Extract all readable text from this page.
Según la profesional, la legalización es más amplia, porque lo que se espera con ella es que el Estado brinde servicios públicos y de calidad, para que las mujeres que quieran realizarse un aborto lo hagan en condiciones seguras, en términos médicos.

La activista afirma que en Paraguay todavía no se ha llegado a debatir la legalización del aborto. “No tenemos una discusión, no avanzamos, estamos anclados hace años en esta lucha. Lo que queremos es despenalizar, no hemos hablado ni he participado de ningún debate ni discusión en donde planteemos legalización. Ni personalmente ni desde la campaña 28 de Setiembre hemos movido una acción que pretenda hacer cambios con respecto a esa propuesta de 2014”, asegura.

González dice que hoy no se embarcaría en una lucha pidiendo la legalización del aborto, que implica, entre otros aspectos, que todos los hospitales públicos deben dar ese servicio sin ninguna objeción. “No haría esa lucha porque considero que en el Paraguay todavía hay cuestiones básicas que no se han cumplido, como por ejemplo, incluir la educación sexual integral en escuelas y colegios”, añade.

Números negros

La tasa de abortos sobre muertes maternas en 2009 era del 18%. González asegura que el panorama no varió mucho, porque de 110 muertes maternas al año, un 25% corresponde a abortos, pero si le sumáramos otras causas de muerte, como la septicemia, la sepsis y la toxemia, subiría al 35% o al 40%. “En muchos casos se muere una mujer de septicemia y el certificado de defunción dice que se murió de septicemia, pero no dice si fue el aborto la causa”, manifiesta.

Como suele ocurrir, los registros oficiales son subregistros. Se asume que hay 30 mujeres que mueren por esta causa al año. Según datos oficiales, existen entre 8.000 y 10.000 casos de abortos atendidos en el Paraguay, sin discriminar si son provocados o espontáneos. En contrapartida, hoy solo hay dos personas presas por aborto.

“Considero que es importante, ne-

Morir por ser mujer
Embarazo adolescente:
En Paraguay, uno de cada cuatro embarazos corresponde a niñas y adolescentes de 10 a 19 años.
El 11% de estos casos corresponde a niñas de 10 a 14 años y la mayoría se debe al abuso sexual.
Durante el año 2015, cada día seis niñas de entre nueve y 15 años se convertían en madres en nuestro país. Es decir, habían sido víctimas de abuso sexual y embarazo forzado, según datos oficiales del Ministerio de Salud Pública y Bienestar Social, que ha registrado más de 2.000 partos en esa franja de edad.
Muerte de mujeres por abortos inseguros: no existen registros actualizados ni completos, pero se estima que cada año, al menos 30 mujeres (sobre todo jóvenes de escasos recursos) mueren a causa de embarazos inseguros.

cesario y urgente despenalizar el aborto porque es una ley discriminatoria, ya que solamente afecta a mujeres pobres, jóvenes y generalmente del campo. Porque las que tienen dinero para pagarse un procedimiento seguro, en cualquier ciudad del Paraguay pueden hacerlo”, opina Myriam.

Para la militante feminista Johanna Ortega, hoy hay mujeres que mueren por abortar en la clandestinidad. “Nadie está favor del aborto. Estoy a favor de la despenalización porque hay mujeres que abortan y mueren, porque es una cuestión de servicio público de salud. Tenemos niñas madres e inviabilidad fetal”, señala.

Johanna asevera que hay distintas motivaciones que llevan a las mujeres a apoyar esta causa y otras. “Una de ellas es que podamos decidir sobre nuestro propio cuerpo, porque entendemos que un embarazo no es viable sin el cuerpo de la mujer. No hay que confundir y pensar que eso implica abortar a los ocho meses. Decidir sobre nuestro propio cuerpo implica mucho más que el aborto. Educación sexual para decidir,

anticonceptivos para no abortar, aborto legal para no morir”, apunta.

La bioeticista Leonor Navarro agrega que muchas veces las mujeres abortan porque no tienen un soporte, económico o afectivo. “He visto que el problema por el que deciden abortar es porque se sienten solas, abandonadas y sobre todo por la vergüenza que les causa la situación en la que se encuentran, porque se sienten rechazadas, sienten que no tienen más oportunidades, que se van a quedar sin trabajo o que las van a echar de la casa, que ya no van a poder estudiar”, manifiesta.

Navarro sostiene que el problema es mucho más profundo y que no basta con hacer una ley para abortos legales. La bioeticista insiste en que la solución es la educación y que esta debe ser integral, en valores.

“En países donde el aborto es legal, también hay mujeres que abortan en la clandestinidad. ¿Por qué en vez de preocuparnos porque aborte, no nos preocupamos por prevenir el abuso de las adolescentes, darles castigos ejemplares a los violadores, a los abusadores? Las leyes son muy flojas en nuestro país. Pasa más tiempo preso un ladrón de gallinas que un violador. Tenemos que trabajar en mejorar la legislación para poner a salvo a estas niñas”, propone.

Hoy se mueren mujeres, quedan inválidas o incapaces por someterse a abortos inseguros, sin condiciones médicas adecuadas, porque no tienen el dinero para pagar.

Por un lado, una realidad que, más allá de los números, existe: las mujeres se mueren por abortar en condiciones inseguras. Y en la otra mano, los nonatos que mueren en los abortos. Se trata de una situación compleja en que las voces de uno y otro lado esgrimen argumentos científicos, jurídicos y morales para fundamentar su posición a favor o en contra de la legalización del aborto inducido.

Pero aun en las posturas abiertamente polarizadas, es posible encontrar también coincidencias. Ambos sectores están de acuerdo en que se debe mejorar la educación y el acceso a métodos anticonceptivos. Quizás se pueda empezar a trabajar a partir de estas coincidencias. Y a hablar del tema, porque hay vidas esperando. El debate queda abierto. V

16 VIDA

——

* _What the task asks_: Write out the complete set of records exactly as given.

* _Output below_:
Extract all readable text from this page.
Según la profesional, la legalización es más amplia, porque lo que se espera con ella es que el Estado brinde servicios públicos y de calidad, para que las mujeres que quieran realizarse un aborto lo hagan en condiciones seguras, en términos médicos.

La activista afirma que en Paraguay todavía no se ha llegado a debatir la legalización del aborto. “No tenemos una discusión, no avanzamos, estamos anclados hace años en esta lucha. Lo que queremos es despenalizar, no hemos hablado ni he participado de ningún debate ni discusión en donde planteemos legalización. Ni personalmente ni desde la campaña 28 de Setiembre hemos movido una acción que pretenda hacer cambios con respecto a esa propuesta de 2014”, asegura.

González dice que hoy no se embarcaría en una lucha pidiendo la legalización del aborto, que implica, entre otros aspectos, que todos los hospitales públicos deben dar ese servicio sin ninguna objeción. “No haría esa lucha porque considero que en el Paraguay todavía hay cuestiones básicas que no se han cumplido, como por ejemplo, incluir la educación sexual integral en escuelas y colegios”, añade.

Números negros

La tasa de abortos sobre muertes maternas en 2009 era del 18%. González asegura que el panorama no varió mucho, porque de 110 muertes maternas al año, un 25% corresponde a abortos, pero si le sumáramos otras causas de muerte, como la septicemia, la sepsis y la toxemia, subiría al 35% o al 40%. “En muchos casos se muere una mujer de septicemia y el certificado de defunción dice que se murió de septicemia, pero no dice si fue el aborto la causa”, manifiesta.

Como suele ocurrir, los registros oficiales son subregistros. Se asume que hay 30 mujeres que mueren por esta causa al año. Según datos oficiales, existen entre 8.000 y 10.000 casos de abortos atendidos en el Paraguay, sin discriminar si son provocados o espontáneos. En contrapartida, hoy solo hay dos personas presas por aborto.

“Considero que es importante, ne-

Morir por ser mujer
Embarazo adolescente:
En Paraguay, uno de cada cuatro embarazos corresponde a niñas y adolescentes de 10 a 19 años.
El 11% de estos casos corresponde a niñas de 10 a 14 años y la mayoría se debe al abuso sexual.
Durante el año 2015, cada día seis niñas de entre nueve y 15 años se convertían en madres en nuestro país. Es decir, habían sido víctimas de abuso sexual y embarazo forzado, según datos oficiales del Ministerio de Salud Pública y Bienestar Social, que ha registrado más de 2.000 partos en esa franja de edad.
Muerte de mujeres por abortos inseguros: no existen registros actualizados ni completos, pero se estima que cada año, al menos 30 mujeres (sobre todo jóvenes de escasos recursos) mueren a causa de embarazos inseguros.

cesario y urgente despenalizar el aborto porque es una ley discriminatoria, ya que solamente afecta a mujeres pobres, jóvenes y generalmente del campo. Porque las que tienen dinero para pagarse un procedimiento seguro, en cualquier ciudad del Paraguay pueden hacerlo”, opina Myriam.

Para la militante feminista Johanna Ortega, hoy hay mujeres que mueren por abortar en la clandestinidad. “Nadie está favor del aborto. Estoy a favor de la despenalización porque hay mujeres que abortan y mueren, porque es una cuestión de servicio público de salud. Tenemos niñas madres e inviabilidad fetal”, señala.

Johanna asevera que hay distintas motivaciones que llevan a las mujeres a apoyar esta causa y otras. “Una de ellas es que podamos decidir sobre nuestro propio cuerpo, porque entendemos que un embarazo no es viable sin el cuerpo de la mujer. No hay que confundir y pensar que eso implica abortar a los ocho meses. Decidir sobre nuestro propio cuerpo implica mucho más que el aborto. Educación sexual para decidir,

anticonceptivos para no abortar, aborto legal para no morir”, apunta.

La bioeticista Leonor Navarro agrega que muchas veces las mujeres abortan porque no tienen un soporte, económico o afectivo. “He visto que el problema por el que deciden abortar es porque se sienten solas, abandonadas y sobre todo por la vergüenza que les causa la situación en la que se encuentran, porque se sienten rechazadas, sienten que no tienen más oportunidades, que se van a quedar sin trabajo o que las van a echar de la casa, que ya no van a poder estudiar”, manifiesta.

Navarro sostiene que el problema es mucho más profundo y que no basta con hacer una ley para abortos legales. La bioeticista insiste en que la solución es la educación y que esta debe ser integral, en valores.

“En países donde el aborto es legal, también hay mujeres que abortan en la clandestinidad. ¿Por qué en vez de preocuparnos porque aborte, no nos preocupamos por prevenir el abuso de las adolescentes, darles castigos ejemplares a los violadores, a los abusadores? Las leyes son muy flojas en nuestro país. Pasa más tiempo preso un ladrón de gallinas que un violador. Tenemos que trabajar en mejorar la legislación para poner a salvo a estas niñas”, propone.

Hoy se mueren mujeres, quedan inválidas o incapaces por someterse a abortos inseguros, sin condiciones médicas adecuadas, porque no tienen el dinero para pagar.

Por un lado, una realidad que, más allá de los números, existe: las mujeres se mueren por abortar en condiciones inseguras. Y en la otra mano, los nonatos que mueren en los abortos. Se trata de una situación compleja en que las voces de uno y otro lado esgrimen argumentos científicos, jurídicos y morales para fundamentar su posición a favor o en contra de la legalización del aborto inducido.

Pero aun en las posturas abiertamente polarizadas, es posible encontrar también coincidencias. Ambos sectores están de acuerdo en que se debe mejorar la educación y el acceso a métodos anticonceptivos. Quizás se pueda empezar a trabajar a partir de estas coincidencias. Y a hablar del tema, porque hay vidas esperando. El debate queda abierto. V

16 VIDA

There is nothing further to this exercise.